Find and copy lines holding "mayores".

-- BEGIN --

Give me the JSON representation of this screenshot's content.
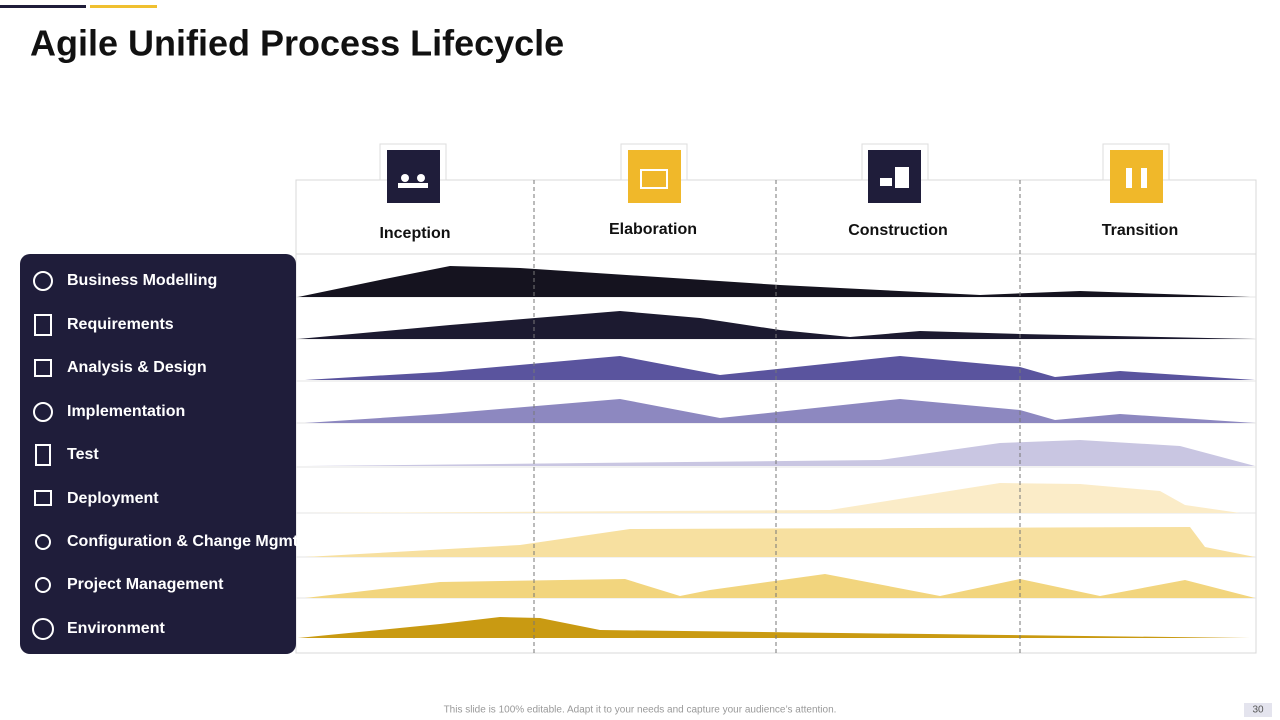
{
  "title": "Agile Unified Process Lifecycle",
  "phases": [
    "Inception",
    "Elaboration",
    "Construction",
    "Transition"
  ],
  "disciplines": [
    "Business Modelling",
    "Requirements",
    "Analysis & Design",
    "Implementation",
    "Test",
    "Deployment",
    "Configuration & Change Mgmt.",
    "Project Management",
    "Environment"
  ],
  "footer": "This slide is 100% editable. Adapt it to your needs and capture your audience’s attention.",
  "page_number": "30"
}
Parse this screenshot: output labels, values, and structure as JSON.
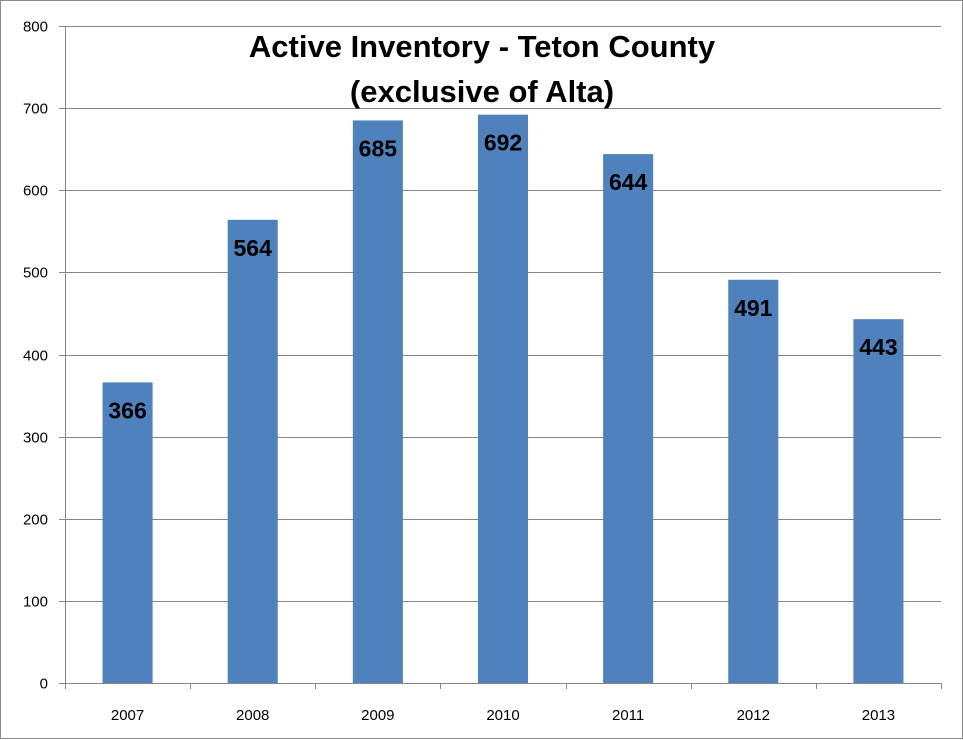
{
  "chart_data": {
    "type": "bar",
    "title": "Active Inventory - Teton County",
    "subtitle": "(exclusive of Alta)",
    "categories": [
      "2007",
      "2008",
      "2009",
      "2010",
      "2011",
      "2012",
      "2013"
    ],
    "values": [
      366,
      564,
      685,
      692,
      644,
      491,
      443
    ],
    "data_labels": [
      "366",
      "564",
      "685",
      "692",
      "644",
      "491",
      "443"
    ],
    "ylim": [
      0,
      800
    ],
    "yticks": [
      0,
      100,
      200,
      300,
      400,
      500,
      600,
      700,
      800
    ],
    "ytick_labels": [
      "0",
      "100",
      "200",
      "300",
      "400",
      "500",
      "600",
      "700",
      "800"
    ],
    "grid": true,
    "legend": "none",
    "bar_color": "#4f81bd",
    "grid_color": "#868686"
  }
}
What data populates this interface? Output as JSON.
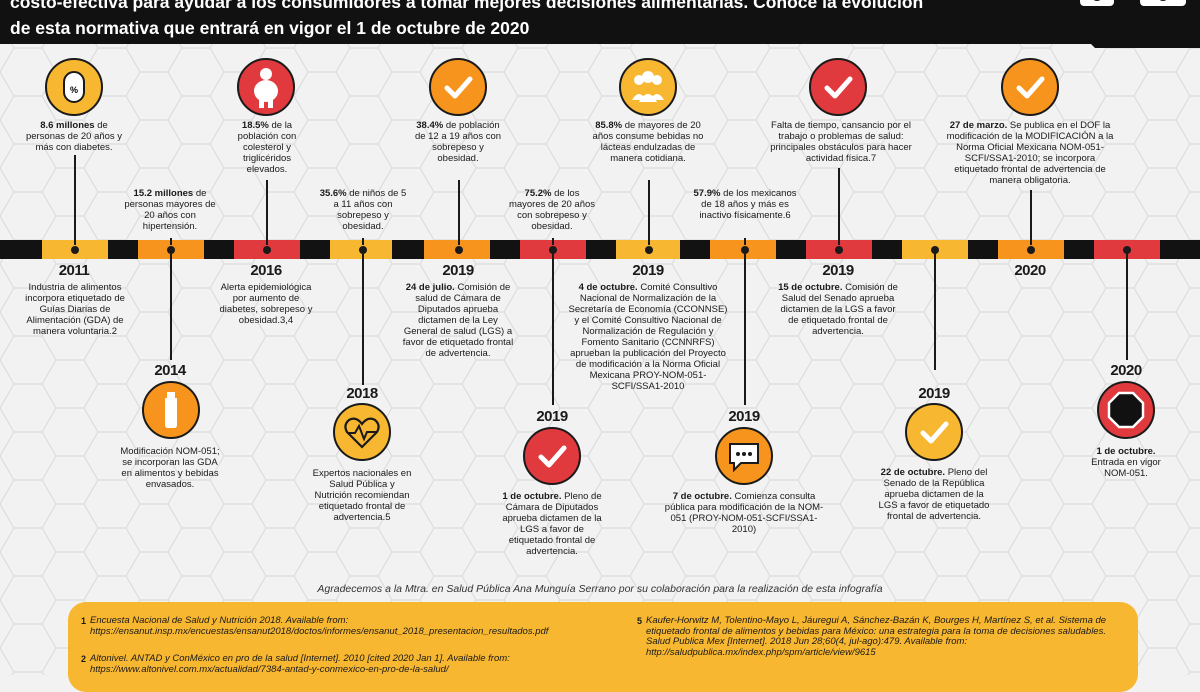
{
  "header": {
    "line1": "costo-efectiva para ayudar a los consumidores a tomar mejores decisiones alimentarias. Conoce la evolución",
    "line2": "de esta normativa que entrará en vigor el 1 de octubre de 2020"
  },
  "colors": {
    "dark": "#1a1a1a",
    "yellow": "#f7b731",
    "orange": "#f7941d",
    "red": "#e03a3e"
  },
  "above": [
    {
      "icon": "pill-icon",
      "color": "#f7b731",
      "bold": "8.6 millones",
      "text": " de personas de 20 años y más con diabetes."
    },
    {
      "icon": "",
      "color": "",
      "bold": "15.2 millones",
      "text": " de personas mayores de 20 años con hipertensión."
    },
    {
      "icon": "obese-person-icon",
      "color": "#e03a3e",
      "bold": "18.5%",
      "text": " de la población con colesterol y triglicéridos elevados."
    },
    {
      "icon": "",
      "color": "",
      "bold": "35.6%",
      "text": " de niños de 5 a 11 años con sobrepeso y obesidad."
    },
    {
      "icon": "check-icon",
      "color": "#f7941d",
      "bold": "38.4%",
      "text": " de población de 12 a 19 años con sobrepeso y obesidad."
    },
    {
      "icon": "",
      "color": "",
      "bold": "75.2%",
      "text": " de los mayores de 20 años con sobrepeso y obesidad."
    },
    {
      "icon": "people-group-icon",
      "color": "#f7b731",
      "bold": "85.8%",
      "text": " de mayores de 20 años consume bebidas no lácteas endulzadas de manera cotidiana."
    },
    {
      "icon": "",
      "color": "",
      "bold": "57.9%",
      "text": " de los mexicanos de 18 años y más es inactivo físicamente.6"
    },
    {
      "icon": "check-icon",
      "color": "#e03a3e",
      "bold": "",
      "text": "Falta de tiempo, cansancio por el trabajo o problemas de salud: principales obstáculos para hacer actividad física.7"
    },
    {
      "icon": "check-icon",
      "color": "#f7941d",
      "bold": "27 de marzo.",
      "text": " Se publica en el DOF la modificación de la MODIFICACIÓN a la Norma Oficial Mexicana NOM-051-SCFI/SSA1-2010; se incorpora etiquetado frontal de advertencia de manera obligatoria."
    }
  ],
  "below": [
    {
      "year": "2011",
      "icon": "",
      "bold": "",
      "text": "Industria de alimentos incorpora etiquetado de Guías Diarias de Alimentación (GDA) de manera voluntaria.2"
    },
    {
      "year": "2014",
      "icon": "bottle-icon",
      "color": "#f7941d",
      "bold": "",
      "text": "Modificación NOM-051; se incorporan las GDA en alimentos y bebidas envasados."
    },
    {
      "year": "2016",
      "icon": "",
      "bold": "",
      "text": "Alerta epidemiológica por aumento de diabetes, sobrepeso y obesidad.3,4"
    },
    {
      "year": "2018",
      "icon": "heart-pulse-icon",
      "color": "#f7b731",
      "bold": "",
      "text": "Expertos nacionales en Salud Pública y Nutrición recomiendan etiquetado frontal de advertencia.5"
    },
    {
      "year": "2019",
      "icon": "",
      "bold": "24 de julio.",
      "text": " Comisión de salud de Cámara de Diputados aprueba dictamen de la Ley General de salud (LGS) a favor de etiquetado frontal de advertencia."
    },
    {
      "year": "2019",
      "icon": "check-icon",
      "color": "#e03a3e",
      "bold": "1 de octubre.",
      "text": " Pleno de Cámara de Diputados aprueba dictamen de la LGS a favor de etiquetado frontal de advertencia."
    },
    {
      "year": "2019",
      "icon": "",
      "bold": "4 de octubre.",
      "text": " Comité Consultivo Nacional de Normalización de la Secretaría de Economía (CCONNSE) y el Comité Consultivo Nacional de Normalización de Regulación y Fomento Sanitario (CCNNRFS) aprueban la publicación del Proyecto de modificación a la Norma Oficial Mexicana PROY-NOM-051-SCFI/SSA1-2010"
    },
    {
      "year": "2019",
      "icon": "chat-bubble-icon",
      "color": "#f7941d",
      "bold": "7 de octubre.",
      "text": " Comienza consulta pública para modificación de la NOM-051 (PROY-NOM-051-SCFI/SSA1-2010)"
    },
    {
      "year": "2019",
      "icon": "",
      "bold": "15 de octubre.",
      "text": " Comisión de Salud del Senado aprueba dictamen de la LGS a favor de etiquetado frontal de advertencia."
    },
    {
      "year": "2019",
      "icon": "check-icon",
      "color": "#f7b731",
      "bold": "22 de octubre.",
      "text": " Pleno del Senado de la República aprueba dictamen de la LGS a favor de etiquetado frontal de advertencia."
    },
    {
      "year": "2020",
      "icon": "",
      "bold": "",
      "text": ""
    },
    {
      "year": "2020",
      "icon": "stop-sign-icon",
      "color": "#e03a3e",
      "bold": "1 de octubre.",
      "text": " Entrada en vigor NOM-051."
    }
  ],
  "thanks": "Agradecemos a la Mtra. en Salud Pública Ana Munguía Serrano por su colaboración para la realización de esta infografía",
  "references": [
    {
      "n": "1",
      "text": "Encuesta Nacional de Salud y Nutrición 2018. Available from: https://ensanut.insp.mx/encuestas/ensanut2018/doctos/informes/ensanut_2018_presentacion_resultados.pdf"
    },
    {
      "n": "2",
      "text": "Altonivel. ANTAD y ConMéxico en pro de la salud [Internet]. 2010 [cited 2020 Jan 1]. Available from: https://www.altonivel.com.mx/actualidad/7384-antad-y-conmexico-en-pro-de-la-salud/"
    },
    {
      "n": "5",
      "text": "Kaufer-Horwitz M, Tolentino-Mayo L, Jáuregui A, Sánchez-Bazán K, Bourges H, Martínez S, et al. Sistema de etiquetado frontal de alimentos y bebidas para México: una estrategia para la toma de decisiones saludables. Salud Publica Mex [Internet]. 2018 Jun 28;60(4, jul-ago):479. Available from: http://saludpublica.mx/index.php/spm/article/view/9615"
    }
  ]
}
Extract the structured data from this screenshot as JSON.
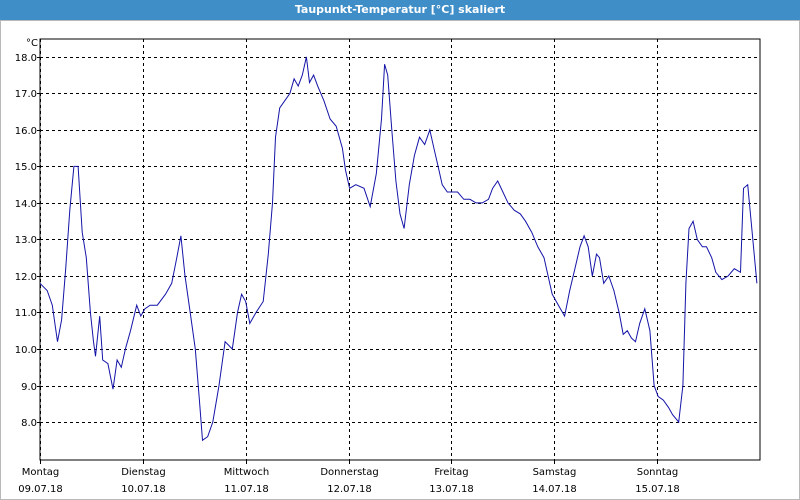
{
  "chart_data": {
    "type": "line",
    "title": "Taupunkt-Temperatur [°C] skaliert",
    "y_label": "°C",
    "xlim": [
      0,
      7
    ],
    "ylim": [
      6.96,
      18.49
    ],
    "grid": true,
    "xticks": [
      {
        "value": 0,
        "label": [
          "Montag",
          "09.07.18"
        ]
      },
      {
        "value": 1,
        "label": [
          "Dienstag",
          "10.07.18"
        ]
      },
      {
        "value": 2,
        "label": [
          "Mittwoch",
          "11.07.18"
        ]
      },
      {
        "value": 3,
        "label": [
          "Donnerstag",
          "12.07.18"
        ]
      },
      {
        "value": 4,
        "label": [
          "Freitag",
          "13.07.18"
        ]
      },
      {
        "value": 5,
        "label": [
          "Samstag",
          "14.07.18"
        ]
      },
      {
        "value": 6,
        "label": [
          "Sonntag",
          "15.07.18"
        ]
      }
    ],
    "yticks": [
      {
        "value": 8,
        "label": "8.0"
      },
      {
        "value": 9,
        "label": "9.0"
      },
      {
        "value": 10,
        "label": "10.0"
      },
      {
        "value": 11,
        "label": "11.0"
      },
      {
        "value": 12,
        "label": "12.0"
      },
      {
        "value": 13,
        "label": "13.0"
      },
      {
        "value": 14,
        "label": "14.0"
      },
      {
        "value": 15,
        "label": "15.0"
      },
      {
        "value": 16,
        "label": "16.0"
      },
      {
        "value": 17,
        "label": "17.0"
      },
      {
        "value": 18,
        "label": "18.0"
      }
    ],
    "x": [
      0,
      0.07,
      0.12,
      0.15,
      0.17,
      0.21,
      0.25,
      0.29,
      0.33,
      0.37,
      0.41,
      0.45,
      0.49,
      0.52,
      0.54,
      0.58,
      0.61,
      0.66,
      0.71,
      0.75,
      0.79,
      0.83,
      0.88,
      0.94,
      0.98,
      1.02,
      1.07,
      1.14,
      1.22,
      1.28,
      1.33,
      1.37,
      1.41,
      1.46,
      1.51,
      1.55,
      1.58,
      1.63,
      1.68,
      1.74,
      1.8,
      1.87,
      1.92,
      1.96,
      2.0,
      2.04,
      2.1,
      2.17,
      2.22,
      2.26,
      2.29,
      2.33,
      2.38,
      2.43,
      2.47,
      2.51,
      2.55,
      2.59,
      2.62,
      2.66,
      2.7,
      2.76,
      2.82,
      2.88,
      2.94,
      2.97,
      3.01,
      3.07,
      3.15,
      3.21,
      3.27,
      3.32,
      3.35,
      3.38,
      3.42,
      3.46,
      3.5,
      3.54,
      3.59,
      3.64,
      3.69,
      3.74,
      3.79,
      3.83,
      3.87,
      3.91,
      3.96,
      4.01,
      4.06,
      4.12,
      4.18,
      4.24,
      4.3,
      4.36,
      4.4,
      4.45,
      4.5,
      4.55,
      4.61,
      4.67,
      4.72,
      4.78,
      4.84,
      4.9,
      4.94,
      4.98,
      5.04,
      5.1,
      5.15,
      5.2,
      5.25,
      5.29,
      5.33,
      5.37,
      5.41,
      5.44,
      5.48,
      5.53,
      5.58,
      5.63,
      5.67,
      5.71,
      5.75,
      5.79,
      5.83,
      5.88,
      5.93,
      5.97,
      6.01,
      6.06,
      6.11,
      6.15,
      6.21,
      6.25,
      6.28,
      6.31,
      6.35,
      6.39,
      6.44,
      6.48,
      6.53,
      6.57,
      6.63,
      6.69,
      6.75,
      6.81,
      6.84,
      6.88,
      6.92,
      6.97
    ],
    "series": [
      {
        "color": "#1414a8",
        "values": [
          11.8,
          11.6,
          11.2,
          10.6,
          10.2,
          10.8,
          12.2,
          13.8,
          15.0,
          15.0,
          13.2,
          12.5,
          11.0,
          10.2,
          9.8,
          10.9,
          9.7,
          9.6,
          8.9,
          9.7,
          9.5,
          10.0,
          10.5,
          11.2,
          10.9,
          11.1,
          11.2,
          11.2,
          11.5,
          11.8,
          12.5,
          13.1,
          12.0,
          11.0,
          10.0,
          8.6,
          7.5,
          7.6,
          8.0,
          9.0,
          10.2,
          10.0,
          11.0,
          11.5,
          11.3,
          10.7,
          11.0,
          11.3,
          12.6,
          14.0,
          15.8,
          16.6,
          16.8,
          17.0,
          17.4,
          17.2,
          17.5,
          18.0,
          17.3,
          17.5,
          17.2,
          16.8,
          16.3,
          16.1,
          15.5,
          14.9,
          14.4,
          14.5,
          14.4,
          13.9,
          14.8,
          16.3,
          17.8,
          17.5,
          16.0,
          14.6,
          13.7,
          13.3,
          14.5,
          15.3,
          15.8,
          15.6,
          16.0,
          15.5,
          15.0,
          14.5,
          14.3,
          14.3,
          14.3,
          14.1,
          14.1,
          14.0,
          14.0,
          14.1,
          14.4,
          14.6,
          14.3,
          14.0,
          13.8,
          13.7,
          13.5,
          13.2,
          12.8,
          12.5,
          12.0,
          11.5,
          11.2,
          10.9,
          11.6,
          12.2,
          12.8,
          13.1,
          12.8,
          12.0,
          12.6,
          12.5,
          11.8,
          12.0,
          11.6,
          11.0,
          10.4,
          10.5,
          10.3,
          10.2,
          10.7,
          11.1,
          10.5,
          9.0,
          8.7,
          8.6,
          8.4,
          8.2,
          8.0,
          9.0,
          11.8,
          13.3,
          13.5,
          13.0,
          12.8,
          12.8,
          12.5,
          12.1,
          11.9,
          12.0,
          12.2,
          12.1,
          14.4,
          14.5,
          13.3,
          11.8
        ]
      }
    ]
  }
}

-- END --

REPLY TO THE EXERCISE:
      "text": " de personas mayores de 20 años con hipertensión."
      "text": " de los mayores de 20 años con sobrepeso y obesidad."
      "text": " de mayores de 20 años consume bebidas no lácteas endulzadas de manera cotidiana."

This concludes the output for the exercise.